EXCERPTED DATA -
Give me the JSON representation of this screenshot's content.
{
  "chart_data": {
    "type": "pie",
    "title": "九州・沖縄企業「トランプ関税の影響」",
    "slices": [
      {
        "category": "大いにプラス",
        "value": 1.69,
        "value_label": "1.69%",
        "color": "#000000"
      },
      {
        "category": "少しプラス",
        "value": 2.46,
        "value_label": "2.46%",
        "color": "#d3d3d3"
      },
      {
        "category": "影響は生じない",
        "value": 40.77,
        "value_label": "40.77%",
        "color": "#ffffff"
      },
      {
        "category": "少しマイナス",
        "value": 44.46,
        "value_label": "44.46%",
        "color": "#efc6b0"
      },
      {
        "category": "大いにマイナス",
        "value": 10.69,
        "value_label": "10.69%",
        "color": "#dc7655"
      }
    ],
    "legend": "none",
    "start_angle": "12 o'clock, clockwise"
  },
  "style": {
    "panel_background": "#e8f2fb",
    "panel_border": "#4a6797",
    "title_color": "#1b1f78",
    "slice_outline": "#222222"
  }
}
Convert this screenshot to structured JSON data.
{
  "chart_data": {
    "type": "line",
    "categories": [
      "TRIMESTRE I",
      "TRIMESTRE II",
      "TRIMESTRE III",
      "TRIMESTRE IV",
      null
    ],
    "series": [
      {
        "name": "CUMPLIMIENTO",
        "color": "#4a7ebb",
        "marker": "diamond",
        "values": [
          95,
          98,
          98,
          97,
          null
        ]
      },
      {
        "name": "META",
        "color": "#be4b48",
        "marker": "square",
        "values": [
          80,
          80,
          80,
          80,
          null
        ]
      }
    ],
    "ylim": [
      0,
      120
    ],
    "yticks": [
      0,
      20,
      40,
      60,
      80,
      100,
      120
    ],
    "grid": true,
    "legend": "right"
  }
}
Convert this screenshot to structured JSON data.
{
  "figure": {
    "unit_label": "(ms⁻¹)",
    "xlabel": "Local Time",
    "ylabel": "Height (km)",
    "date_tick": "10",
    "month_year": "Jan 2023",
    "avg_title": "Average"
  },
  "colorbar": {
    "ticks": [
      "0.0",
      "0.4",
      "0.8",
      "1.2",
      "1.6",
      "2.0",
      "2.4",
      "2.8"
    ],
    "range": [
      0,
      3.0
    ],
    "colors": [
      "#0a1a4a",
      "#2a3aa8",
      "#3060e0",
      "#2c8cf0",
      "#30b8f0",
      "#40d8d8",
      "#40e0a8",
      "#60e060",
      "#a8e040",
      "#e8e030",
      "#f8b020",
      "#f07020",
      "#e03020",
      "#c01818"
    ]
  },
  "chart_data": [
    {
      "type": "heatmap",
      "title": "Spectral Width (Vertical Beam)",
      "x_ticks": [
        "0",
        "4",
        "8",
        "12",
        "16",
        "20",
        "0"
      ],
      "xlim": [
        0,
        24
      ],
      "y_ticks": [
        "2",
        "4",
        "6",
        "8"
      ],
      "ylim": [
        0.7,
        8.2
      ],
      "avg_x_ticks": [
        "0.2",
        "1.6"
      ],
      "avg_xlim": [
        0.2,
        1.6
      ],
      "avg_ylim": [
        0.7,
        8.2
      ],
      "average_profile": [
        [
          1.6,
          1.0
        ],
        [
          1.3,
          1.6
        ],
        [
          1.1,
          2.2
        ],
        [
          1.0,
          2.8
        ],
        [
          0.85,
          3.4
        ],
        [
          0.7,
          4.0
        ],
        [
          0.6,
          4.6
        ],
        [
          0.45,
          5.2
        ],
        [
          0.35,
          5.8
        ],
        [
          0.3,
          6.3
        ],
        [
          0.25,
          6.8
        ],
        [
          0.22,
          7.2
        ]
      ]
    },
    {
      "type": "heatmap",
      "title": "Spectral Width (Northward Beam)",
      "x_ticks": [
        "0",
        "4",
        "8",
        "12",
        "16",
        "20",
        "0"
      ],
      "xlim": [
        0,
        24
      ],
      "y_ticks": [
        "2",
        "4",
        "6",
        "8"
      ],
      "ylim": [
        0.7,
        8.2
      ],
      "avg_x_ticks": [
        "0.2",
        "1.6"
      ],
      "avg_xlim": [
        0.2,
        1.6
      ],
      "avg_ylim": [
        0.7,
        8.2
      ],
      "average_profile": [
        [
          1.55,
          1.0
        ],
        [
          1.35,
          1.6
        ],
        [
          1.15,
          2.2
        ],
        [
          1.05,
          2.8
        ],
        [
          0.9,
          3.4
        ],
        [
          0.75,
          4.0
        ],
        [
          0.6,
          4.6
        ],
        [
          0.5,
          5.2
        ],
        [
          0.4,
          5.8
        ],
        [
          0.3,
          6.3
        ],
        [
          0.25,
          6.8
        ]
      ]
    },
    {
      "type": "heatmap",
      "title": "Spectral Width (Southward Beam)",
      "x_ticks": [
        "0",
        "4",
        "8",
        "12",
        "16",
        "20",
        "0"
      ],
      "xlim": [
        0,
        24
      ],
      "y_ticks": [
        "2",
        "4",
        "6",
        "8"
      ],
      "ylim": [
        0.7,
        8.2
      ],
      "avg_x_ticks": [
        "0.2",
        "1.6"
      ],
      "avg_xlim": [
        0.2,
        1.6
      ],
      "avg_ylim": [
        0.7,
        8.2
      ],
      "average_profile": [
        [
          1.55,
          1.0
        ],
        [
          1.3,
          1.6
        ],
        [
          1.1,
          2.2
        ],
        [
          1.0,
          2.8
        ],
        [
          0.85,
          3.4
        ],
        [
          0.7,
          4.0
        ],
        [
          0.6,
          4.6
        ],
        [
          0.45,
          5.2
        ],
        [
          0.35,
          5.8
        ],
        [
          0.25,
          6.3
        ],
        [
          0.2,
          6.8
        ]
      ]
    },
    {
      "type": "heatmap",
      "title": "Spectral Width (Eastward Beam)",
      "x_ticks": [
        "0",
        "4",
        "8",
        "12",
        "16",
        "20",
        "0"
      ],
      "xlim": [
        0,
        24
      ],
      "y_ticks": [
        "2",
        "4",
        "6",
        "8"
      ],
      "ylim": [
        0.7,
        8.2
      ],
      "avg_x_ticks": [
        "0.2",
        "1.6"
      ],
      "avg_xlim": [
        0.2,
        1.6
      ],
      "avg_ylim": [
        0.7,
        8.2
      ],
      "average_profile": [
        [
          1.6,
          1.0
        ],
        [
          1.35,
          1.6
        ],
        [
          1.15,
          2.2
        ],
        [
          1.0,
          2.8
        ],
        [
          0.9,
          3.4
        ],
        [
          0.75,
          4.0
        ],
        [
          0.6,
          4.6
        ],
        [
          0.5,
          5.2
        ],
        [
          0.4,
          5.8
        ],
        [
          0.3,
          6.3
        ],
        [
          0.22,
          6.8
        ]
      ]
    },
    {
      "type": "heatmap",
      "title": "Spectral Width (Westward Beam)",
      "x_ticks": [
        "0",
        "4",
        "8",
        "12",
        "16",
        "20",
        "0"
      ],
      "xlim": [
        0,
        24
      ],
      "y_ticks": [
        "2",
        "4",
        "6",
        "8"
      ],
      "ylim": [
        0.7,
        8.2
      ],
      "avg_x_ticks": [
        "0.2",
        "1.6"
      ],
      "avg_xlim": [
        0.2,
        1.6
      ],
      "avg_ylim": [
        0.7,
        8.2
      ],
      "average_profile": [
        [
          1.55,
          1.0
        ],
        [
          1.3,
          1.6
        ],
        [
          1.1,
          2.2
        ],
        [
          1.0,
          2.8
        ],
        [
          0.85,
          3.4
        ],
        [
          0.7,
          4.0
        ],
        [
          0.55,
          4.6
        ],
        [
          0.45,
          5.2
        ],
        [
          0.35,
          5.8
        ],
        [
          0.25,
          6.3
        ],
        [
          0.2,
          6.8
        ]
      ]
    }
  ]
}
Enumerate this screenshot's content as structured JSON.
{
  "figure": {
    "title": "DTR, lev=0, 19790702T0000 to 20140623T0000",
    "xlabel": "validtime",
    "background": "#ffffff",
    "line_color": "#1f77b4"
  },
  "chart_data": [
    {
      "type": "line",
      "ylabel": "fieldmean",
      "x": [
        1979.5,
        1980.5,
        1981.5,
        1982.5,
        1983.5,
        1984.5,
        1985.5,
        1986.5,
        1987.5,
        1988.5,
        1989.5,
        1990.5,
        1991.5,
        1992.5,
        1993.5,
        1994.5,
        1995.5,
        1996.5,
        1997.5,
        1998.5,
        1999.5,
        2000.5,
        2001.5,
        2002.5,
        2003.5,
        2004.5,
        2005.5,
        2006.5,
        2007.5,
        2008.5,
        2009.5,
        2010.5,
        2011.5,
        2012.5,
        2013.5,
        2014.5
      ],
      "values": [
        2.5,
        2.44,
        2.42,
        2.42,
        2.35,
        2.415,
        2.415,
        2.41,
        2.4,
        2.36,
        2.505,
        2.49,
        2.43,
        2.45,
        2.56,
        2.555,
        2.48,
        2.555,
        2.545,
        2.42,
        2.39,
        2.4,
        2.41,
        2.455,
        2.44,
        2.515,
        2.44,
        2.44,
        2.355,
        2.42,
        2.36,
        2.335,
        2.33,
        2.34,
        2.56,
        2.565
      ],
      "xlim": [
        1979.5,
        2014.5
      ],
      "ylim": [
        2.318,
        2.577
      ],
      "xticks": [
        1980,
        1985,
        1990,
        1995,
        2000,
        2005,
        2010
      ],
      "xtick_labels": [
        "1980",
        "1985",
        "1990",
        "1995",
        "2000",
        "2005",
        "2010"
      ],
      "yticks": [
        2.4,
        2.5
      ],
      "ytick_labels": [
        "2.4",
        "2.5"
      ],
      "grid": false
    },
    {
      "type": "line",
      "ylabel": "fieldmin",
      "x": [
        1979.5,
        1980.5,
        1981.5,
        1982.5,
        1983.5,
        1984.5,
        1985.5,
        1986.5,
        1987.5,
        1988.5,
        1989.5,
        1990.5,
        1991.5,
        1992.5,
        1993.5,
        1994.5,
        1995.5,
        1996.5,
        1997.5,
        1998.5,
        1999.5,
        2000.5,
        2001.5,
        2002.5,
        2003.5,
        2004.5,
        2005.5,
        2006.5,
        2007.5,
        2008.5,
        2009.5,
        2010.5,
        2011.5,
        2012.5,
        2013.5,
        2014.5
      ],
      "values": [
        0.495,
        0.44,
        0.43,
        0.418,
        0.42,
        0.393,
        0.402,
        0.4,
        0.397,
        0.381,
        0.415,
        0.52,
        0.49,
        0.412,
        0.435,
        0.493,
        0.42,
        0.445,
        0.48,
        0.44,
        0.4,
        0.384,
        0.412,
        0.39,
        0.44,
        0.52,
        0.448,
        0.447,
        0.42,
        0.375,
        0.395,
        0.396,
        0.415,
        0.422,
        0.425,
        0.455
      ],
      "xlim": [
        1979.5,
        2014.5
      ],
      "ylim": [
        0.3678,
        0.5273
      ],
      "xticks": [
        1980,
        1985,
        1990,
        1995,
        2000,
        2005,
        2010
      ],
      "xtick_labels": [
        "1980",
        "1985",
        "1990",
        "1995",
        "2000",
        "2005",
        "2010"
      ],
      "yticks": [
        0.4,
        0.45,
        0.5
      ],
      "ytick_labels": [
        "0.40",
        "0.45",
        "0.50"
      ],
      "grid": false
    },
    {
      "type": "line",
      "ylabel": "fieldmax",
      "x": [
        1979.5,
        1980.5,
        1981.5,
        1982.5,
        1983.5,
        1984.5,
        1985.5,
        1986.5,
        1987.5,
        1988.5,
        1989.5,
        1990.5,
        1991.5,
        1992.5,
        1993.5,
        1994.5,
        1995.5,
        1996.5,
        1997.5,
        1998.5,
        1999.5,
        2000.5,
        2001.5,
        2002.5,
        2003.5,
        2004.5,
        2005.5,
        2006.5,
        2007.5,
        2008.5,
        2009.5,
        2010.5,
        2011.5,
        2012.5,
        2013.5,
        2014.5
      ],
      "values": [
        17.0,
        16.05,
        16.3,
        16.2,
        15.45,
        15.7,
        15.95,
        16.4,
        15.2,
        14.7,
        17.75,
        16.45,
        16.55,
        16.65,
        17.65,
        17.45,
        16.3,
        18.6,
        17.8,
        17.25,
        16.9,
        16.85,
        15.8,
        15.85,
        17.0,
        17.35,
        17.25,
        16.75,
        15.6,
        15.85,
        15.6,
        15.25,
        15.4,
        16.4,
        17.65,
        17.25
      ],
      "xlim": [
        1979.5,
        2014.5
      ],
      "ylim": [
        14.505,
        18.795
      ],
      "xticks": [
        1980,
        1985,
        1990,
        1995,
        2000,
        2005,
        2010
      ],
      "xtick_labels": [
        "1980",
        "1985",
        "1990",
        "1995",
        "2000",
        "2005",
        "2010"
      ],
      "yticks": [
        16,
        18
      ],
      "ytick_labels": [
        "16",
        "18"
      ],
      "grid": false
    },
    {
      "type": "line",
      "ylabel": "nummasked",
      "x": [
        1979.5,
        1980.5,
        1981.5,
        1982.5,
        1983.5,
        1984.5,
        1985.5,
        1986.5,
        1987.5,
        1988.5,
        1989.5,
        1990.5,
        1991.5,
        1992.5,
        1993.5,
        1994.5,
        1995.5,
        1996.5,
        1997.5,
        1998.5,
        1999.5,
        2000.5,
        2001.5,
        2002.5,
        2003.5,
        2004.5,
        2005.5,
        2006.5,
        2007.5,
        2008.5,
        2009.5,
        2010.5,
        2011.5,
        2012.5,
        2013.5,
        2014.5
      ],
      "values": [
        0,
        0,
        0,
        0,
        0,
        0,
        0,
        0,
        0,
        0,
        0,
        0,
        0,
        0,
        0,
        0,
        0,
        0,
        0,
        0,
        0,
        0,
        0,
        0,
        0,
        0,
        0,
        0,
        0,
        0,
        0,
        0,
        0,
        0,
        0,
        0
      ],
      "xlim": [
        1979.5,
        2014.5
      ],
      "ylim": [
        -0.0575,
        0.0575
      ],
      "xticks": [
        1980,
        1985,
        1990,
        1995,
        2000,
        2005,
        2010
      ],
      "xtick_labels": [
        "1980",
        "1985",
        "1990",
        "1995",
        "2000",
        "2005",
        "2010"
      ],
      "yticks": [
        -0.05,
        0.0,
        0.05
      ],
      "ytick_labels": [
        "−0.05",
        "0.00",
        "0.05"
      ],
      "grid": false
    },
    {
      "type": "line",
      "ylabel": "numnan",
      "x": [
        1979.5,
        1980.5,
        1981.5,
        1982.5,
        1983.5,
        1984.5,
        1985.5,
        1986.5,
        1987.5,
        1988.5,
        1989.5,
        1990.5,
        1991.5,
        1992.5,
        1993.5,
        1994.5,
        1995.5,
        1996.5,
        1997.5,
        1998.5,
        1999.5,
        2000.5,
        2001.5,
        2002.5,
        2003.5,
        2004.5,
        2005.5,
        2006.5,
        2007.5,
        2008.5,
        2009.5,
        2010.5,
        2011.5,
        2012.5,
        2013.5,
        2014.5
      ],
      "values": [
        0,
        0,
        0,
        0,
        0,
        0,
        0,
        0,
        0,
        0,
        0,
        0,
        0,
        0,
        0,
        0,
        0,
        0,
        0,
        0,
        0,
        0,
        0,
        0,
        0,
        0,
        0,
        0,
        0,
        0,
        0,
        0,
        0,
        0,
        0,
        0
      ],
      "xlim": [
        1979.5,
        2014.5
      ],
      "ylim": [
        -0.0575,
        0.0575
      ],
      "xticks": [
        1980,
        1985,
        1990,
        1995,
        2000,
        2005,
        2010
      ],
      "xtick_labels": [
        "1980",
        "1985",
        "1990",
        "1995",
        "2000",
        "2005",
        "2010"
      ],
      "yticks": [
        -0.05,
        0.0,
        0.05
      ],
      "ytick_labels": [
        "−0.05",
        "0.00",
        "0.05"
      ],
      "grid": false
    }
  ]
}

GOAL OF THE EXERCISE - Only the number is wanted: how many lines in the entries above contain the string "content"?

EXERCISE RESPONSE - 2